- [TASK OBJECTIVE]
Extract every line from the records below that contains the word "document".

— Start of MATERIAL FOR THIS EXERCISE —

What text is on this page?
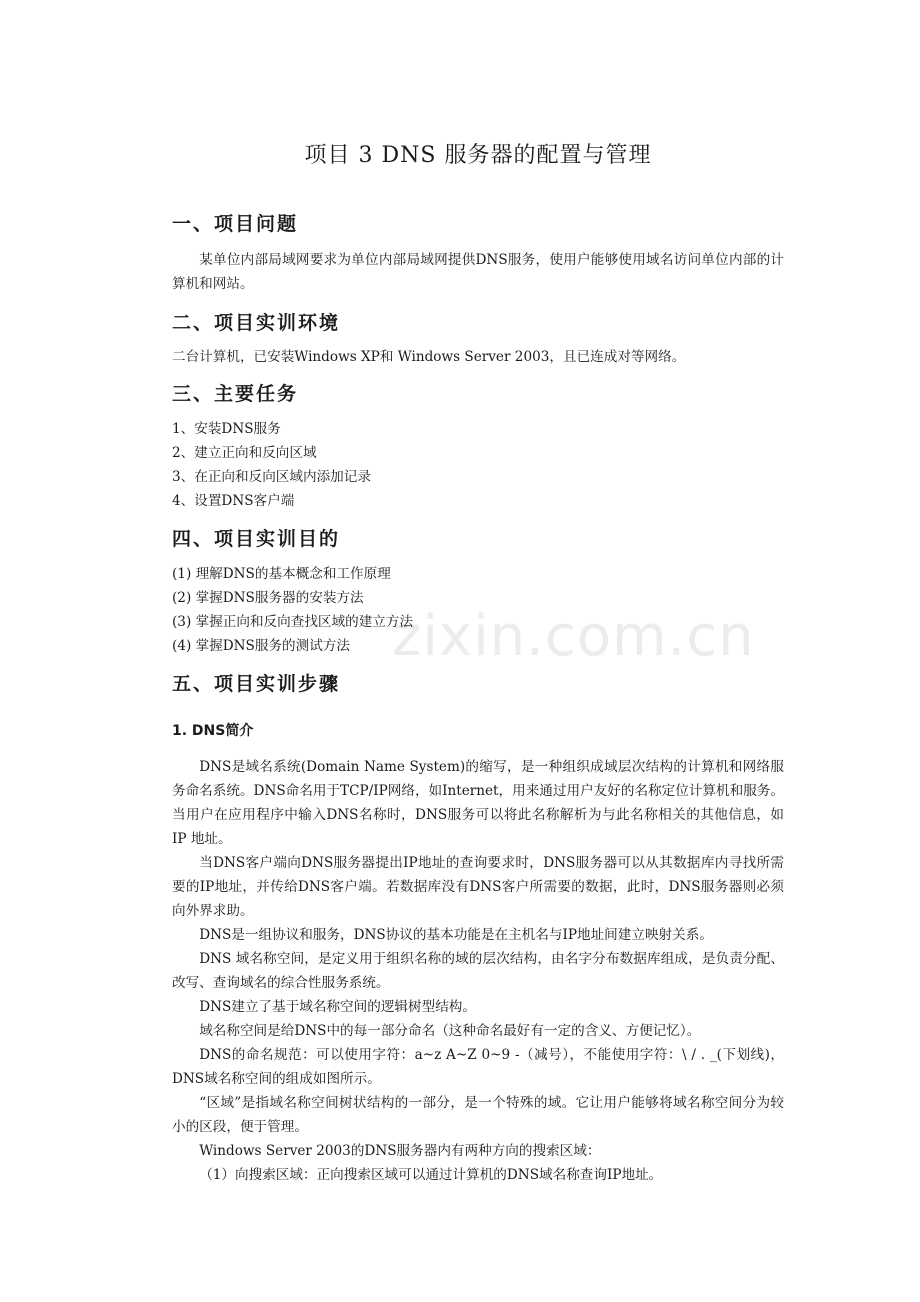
zixin.com.cn
项目 3 DNS 服务器的配置与管理
一、项目问题
某单位内部局域网要求为单位内部局域网提供DNS服务，使用户能够使用域名访问单位内部的计算机和网站。
二、项目实训环境
二台计算机，已安装Windows XP和 Windows Server 2003，且已连成对等网络。
三、主要任务
1、安装DNS服务
2、建立正向和反向区域
3、在正向和反向区域内添加记录
4、设置DNS客户端
四、项目实训目的
(1) 理解DNS的基本概念和工作原理
(2) 掌握DNS服务器的安装方法
(3) 掌握正向和反向查找区域的建立方法
(4) 掌握DNS服务的测试方法
五、项目实训步骤
1. DNS简介
DNS是域名系统(Domain Name System)的缩写，是一种组织成域层次结构的计算机和网络服务命名系统。DNS命名用于TCP/IP网络，如Internet，用来通过用户友好的名称定位计算机和服务。当用户在应用程序中输入DNS名称时，DNS服务可以将此名称解析为与此名称相关的其他信息，如 IP 地址。
当DNS客户端向DNS服务器提出IP地址的查询要求时，DNS服务器可以从其数据库内寻找所需要的IP地址，并传给DNS客户端。若数据库没有DNS客户所需要的数据，此时，DNS服务器则必须向外界求助。
DNS是一组协议和服务，DNS协议的基本功能是在主机名与IP地址间建立映射关系。
DNS 域名称空间，是定义用于组织名称的域的层次结构，由名字分布数据库组成，是负责分配、改写、查询域名的综合性服务系统。
DNS建立了基于域名称空间的逻辑树型结构。
域名称空间是给DNS中的每一部分命名（这种命名最好有一定的含义、方便记忆）。
DNS的命名规范：可以使用字符：a~z A~Z 0~9 -（减号），不能使用字符：\ / . _(下划线)，DNS域名称空间的组成如图所示。
“区域”是指域名称空间树状结构的一部分，是一个特殊的域。它让用户能够将域名称空间分为较小的区段，便于管理。
Windows Server 2003的DNS服务器内有两种方向的搜索区域：
（1）向搜索区域：正向搜索区域可以通过计算机的DNS域名称查询IP地址。
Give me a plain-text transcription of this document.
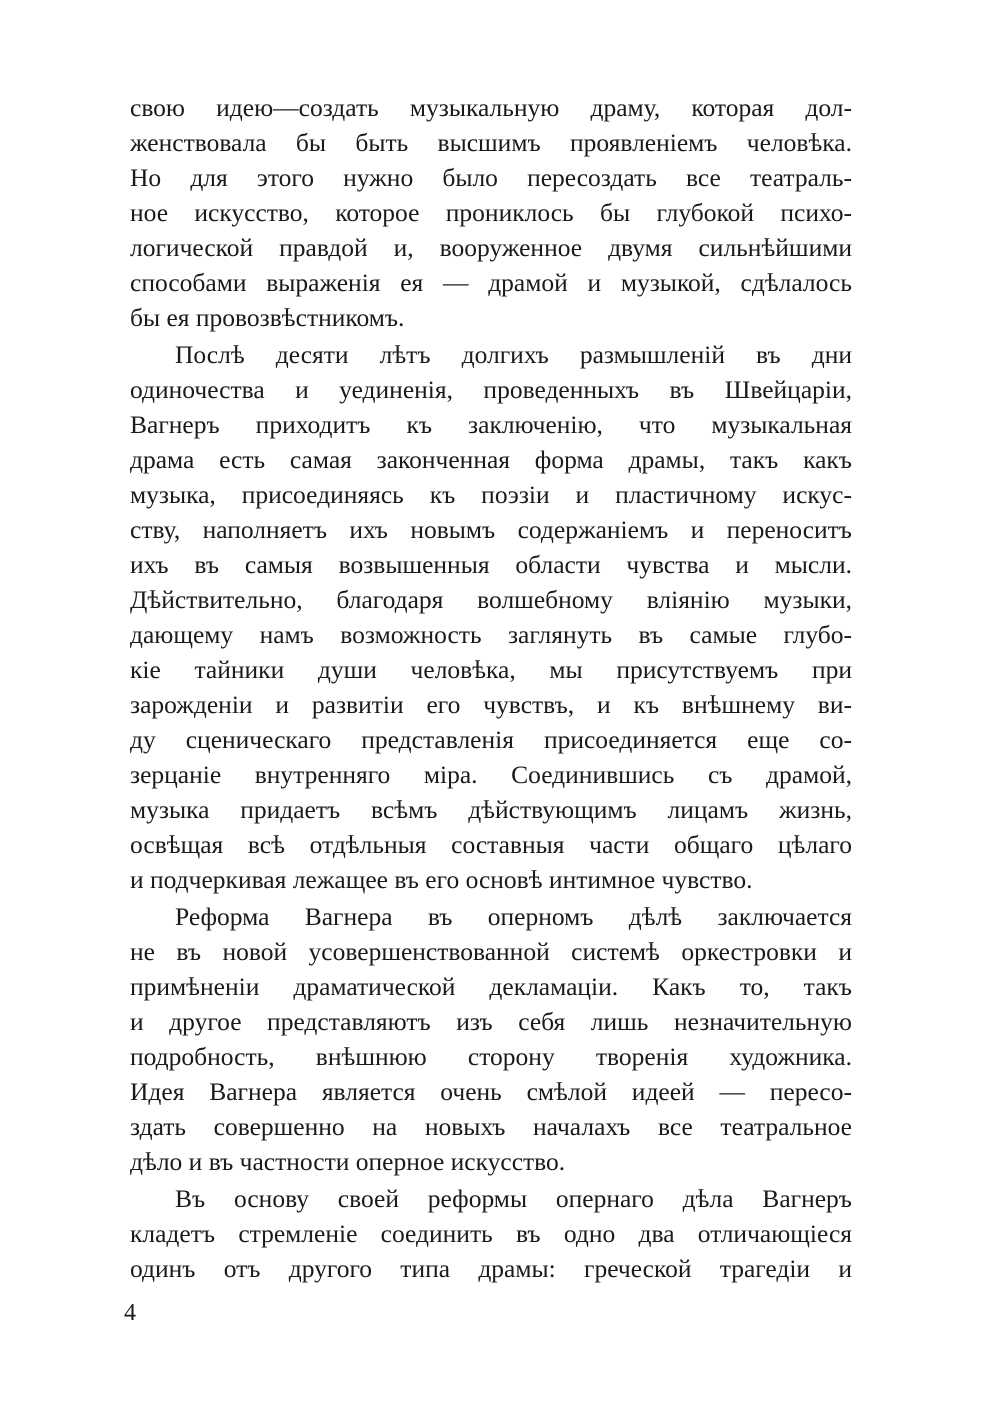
свою идею—создать музыкальную драму, которая дол-
женствовала бы быть высшимъ проявленіемъ человѣка.
Но для этого нужно было пересоздать все театраль-
ное искусство, которое прониклось бы глубокой психо-
логической правдой и, вооруженное двумя сильнѣйшими
способами выраженія ея — драмой и музыкой, сдѣлалось
бы ея провозвѣстникомъ.
Послѣ десяти лѣтъ долгихъ размышленій въ дни
одиночества и уединенія, проведенныхъ въ Швейцаріи,
Вагнеръ приходитъ къ заключенію, что музыкальная
драма есть самая законченная форма драмы, такъ какъ
музыка, присоединяясь къ поэзіи и пластичному искус-
ству, наполняетъ ихъ новымъ содержаніемъ и переноситъ
ихъ въ самыя возвышенныя области чувства и мысли.
Дѣйствительно, благодаря волшебному вліянію музыки,
дающему намъ возможность заглянуть въ самые глубо-
кіе тайники души человѣка, мы присутствуемъ при
зарожденіи и развитіи его чувствъ, и къ внѣшнему ви-
ду сценическаго представленія присоединяется еще со-
зерцаніе внутренняго міра. Соединившись съ драмой,
музыка придаетъ всѣмъ дѣйствующимъ лицамъ жизнь,
освѣщая всѣ отдѣльныя составныя части общаго цѣлаго
и подчеркивая лежащее въ его основѣ интимное чувство.
Реформа Вагнера въ оперномъ дѣлѣ заключается
не въ новой усовершенствованной системѣ оркестровки и
примѣненіи драматической декламаціи. Какъ то, такъ
и другое представляютъ изъ себя лишь незначительную
подробность, внѣшнюю сторону творенія художника.
Идея Вагнера является очень смѣлой идеей — пересо-
здать совершенно на новыхъ началахъ все театральное
дѣло и въ частности оперное искусство.
Въ основу своей реформы опернаго дѣла Вагнеръ
кладетъ стремленіе соединить въ одно два отличающіеся
одинъ отъ другого типа драмы: греческой трагедіи и
4
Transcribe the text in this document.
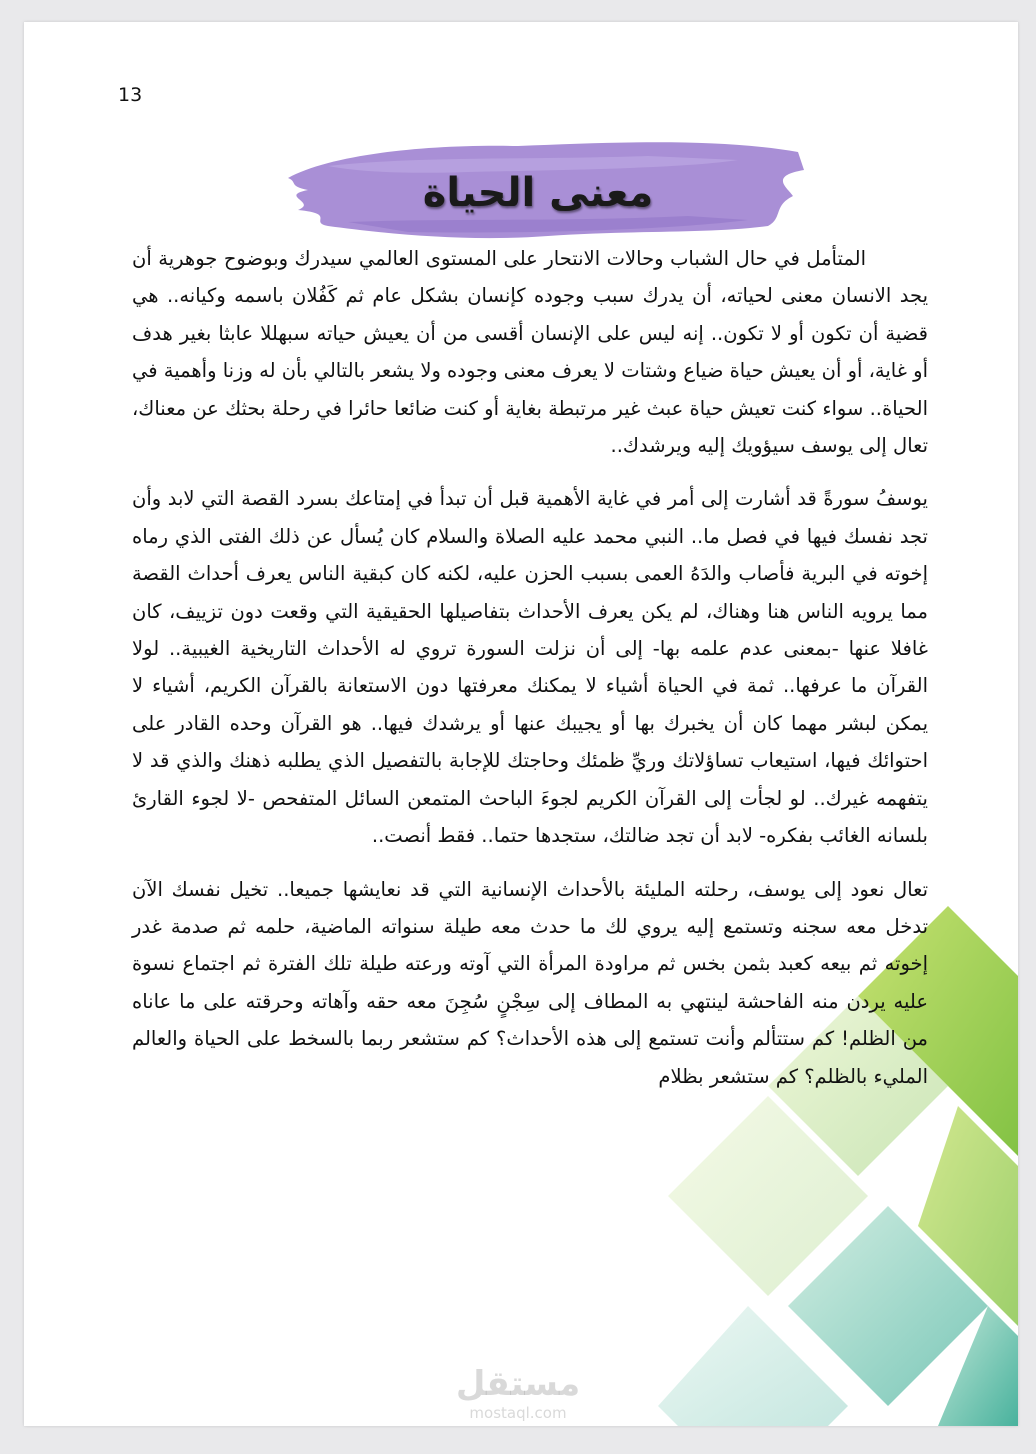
13
معنى الحياة

المتأمل في حال الشباب وحالات الانتحار على المستوى العالمي سيدرك وبوضوح جوهرية أن يجد الانسان معنى لحياته، أن يدرك سبب وجوده كإنسان بشكل عام ثم كَفُلان باسمه وكيانه.. هي قضية أن تكون أو لا تكون.. إنه ليس على الإنسان أقسى من أن يعيش حياته سبهللا عابثا بغير هدف أو غاية، أو أن يعيش حياة ضياع وشتات لا يعرف معنى وجوده ولا يشعر بالتالي بأن له وزنا وأهمية في الحياة.. سواء كنت تعيش حياة عبث غير مرتبطة بغاية أو كنت ضائعا حائرا في رحلة بحثك عن معناك، تعال إلى يوسف سيؤويك إليه ويرشدك..

يوسفُ سورةً قد أشارت إلى أمر في غاية الأهمية قبل أن تبدأ في إمتاعك بسرد القصة التي لابد وأن تجد نفسك فيها في فصل ما.. النبي محمد عليه الصلاة والسلام كان يُسأل عن ذلك الفتى الذي رماه إخوته في البرية فأصاب والدَهُ العمى بسبب الحزن عليه، لكنه كان كبقية الناس يعرف أحداث القصة مما يرويه الناس هنا وهناك، لم يكن يعرف الأحداث بتفاصيلها الحقيقية التي وقعت دون تزييف، كان غافلا عنها -بمعنى عدم علمه بها- إلى أن نزلت السورة تروي له الأحداث التاريخية الغيبية.. لولا القرآن ما عرفها.. ثمة في الحياة أشياء لا يمكنك معرفتها دون الاستعانة بالقرآن الكريم، أشياء لا يمكن لبشر مهما كان أن يخبرك بها أو يجيبك عنها أو يرشدك فيها.. هو القرآن وحده القادر على احتوائك فيها، استيعاب تساؤلاتك وريِّ ظمئك وحاجتك للإجابة بالتفصيل الذي يطلبه ذهنك والذي قد لا يتفهمه غيرك.. لو لجأت إلى القرآن الكريم لجوءَ الباحث المتمعن السائل المتفحص -لا لجوء القارئ بلسانه الغائب بفكره- لابد أن تجد ضالتك، ستجدها حتما.. فقط أنصت..

تعال نعود إلى يوسف، رحلته المليئة بالأحداث الإنسانية التي قد نعايشها جميعا.. تخيل نفسك الآن تدخل معه سجنه وتستمع إليه يروي لك ما حدث معه طيلة سنواته الماضية، حلمه ثم صدمة غدر إخوته ثم بيعه كعبد بثمن بخس ثم مراودة المرأة التي آوته ورعته طيلة تلك الفترة ثم اجتماع نسوة عليه يردن منه الفاحشة لينتهي به المطاف إلى سِجْنٍ سُجِنَ معه حقه وآهاته وحرقته على ما عاناه من الظلم! كم ستتألم وأنت تستمع إلى هذه الأحداث؟ كم ستشعر ربما بالسخط على الحياة والعالم المليء بالظلم؟ كم ستشعر بظلام

مستقل
mostaql.com
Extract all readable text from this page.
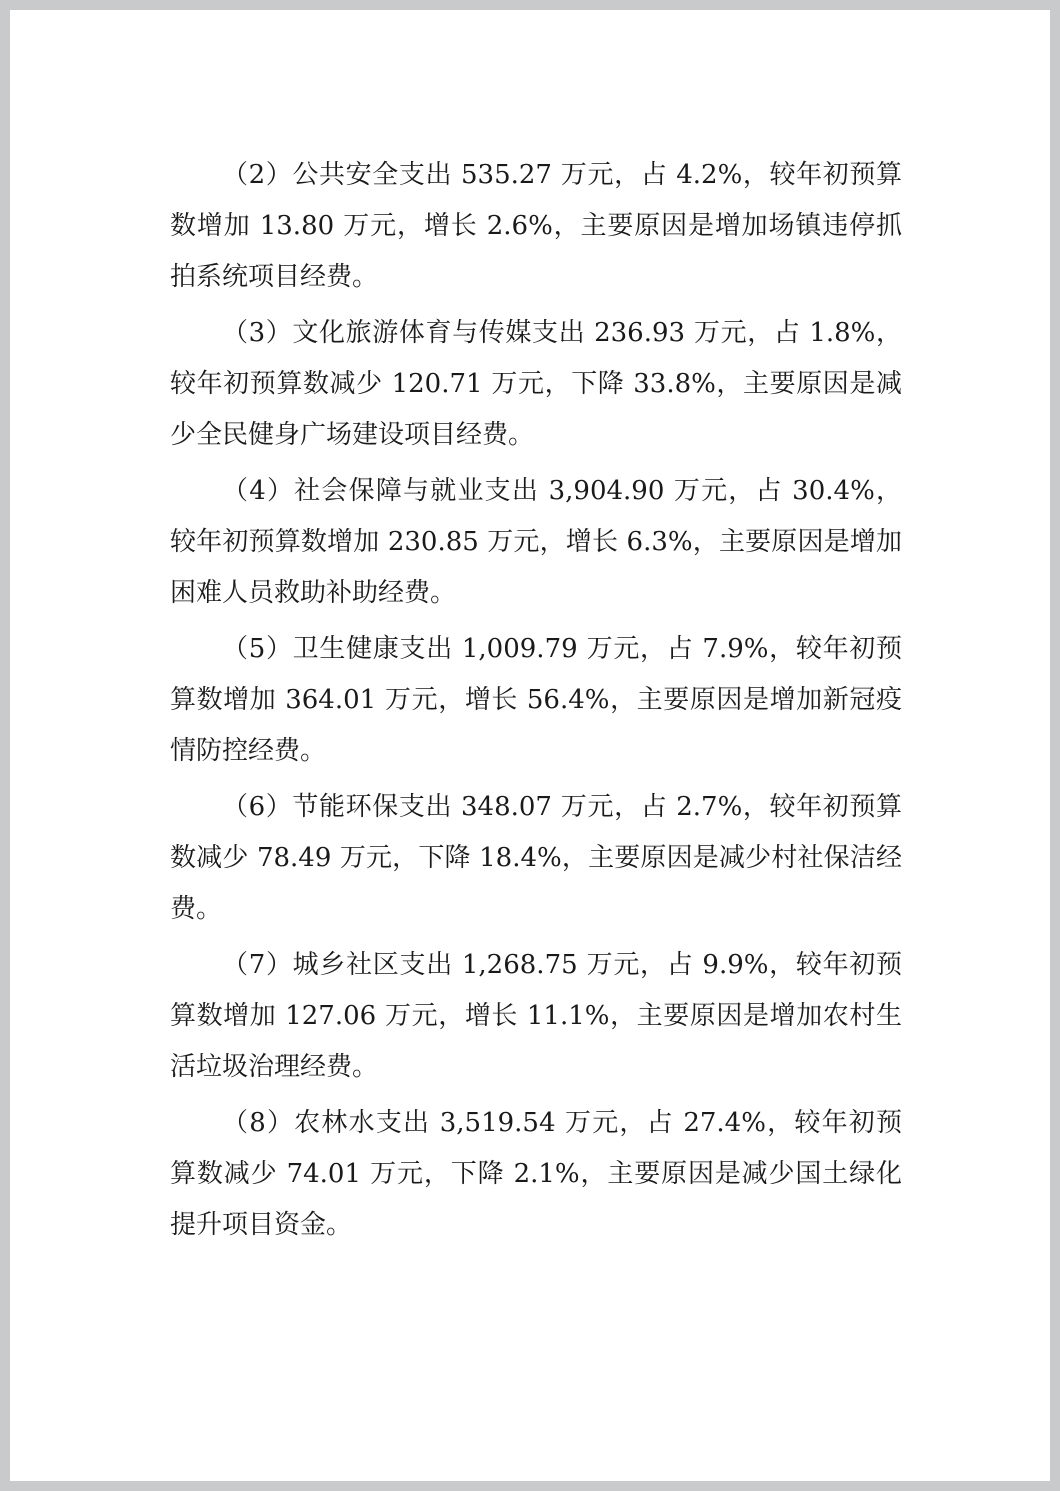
（2）公共安全支出 535.27 万元，占 4.2%，较年初预算数增加 13.80 万元，增长 2.6%，主要原因是增加场镇违停抓拍系统项目经费。

（3）文化旅游体育与传媒支出 236.93 万元，占 1.8%，较年初预算数减少 120.71 万元，下降 33.8%，主要原因是减少全民健身广场建设项目经费。

（4）社会保障与就业支出 3,904.90 万元，占 30.4%，较年初预算数增加 230.85 万元，增长 6.3%，主要原因是增加困难人员救助补助经费。

（5）卫生健康支出 1,009.79 万元，占 7.9%，较年初预算数增加 364.01 万元，增长 56.4%，主要原因是增加新冠疫情防控经费。

（6）节能环保支出 348.07 万元，占 2.7%，较年初预算数减少 78.49 万元，下降 18.4%，主要原因是减少村社保洁经费。

（7）城乡社区支出 1,268.75 万元，占 9.9%，较年初预算数增加 127.06 万元，增长 11.1%，主要原因是增加农村生活垃圾治理经费。

（8）农林水支出 3,519.54 万元，占 27.4%，较年初预算数减少 74.01 万元，下降 2.1%，主要原因是减少国土绿化提升项目资金。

— End of MATERIAL FOR THIS EXERCISE —

- [SOLUTION FOR THIS PROBLEM]
Give me a plain-text transcription of this document.
Transcribe the text in this document.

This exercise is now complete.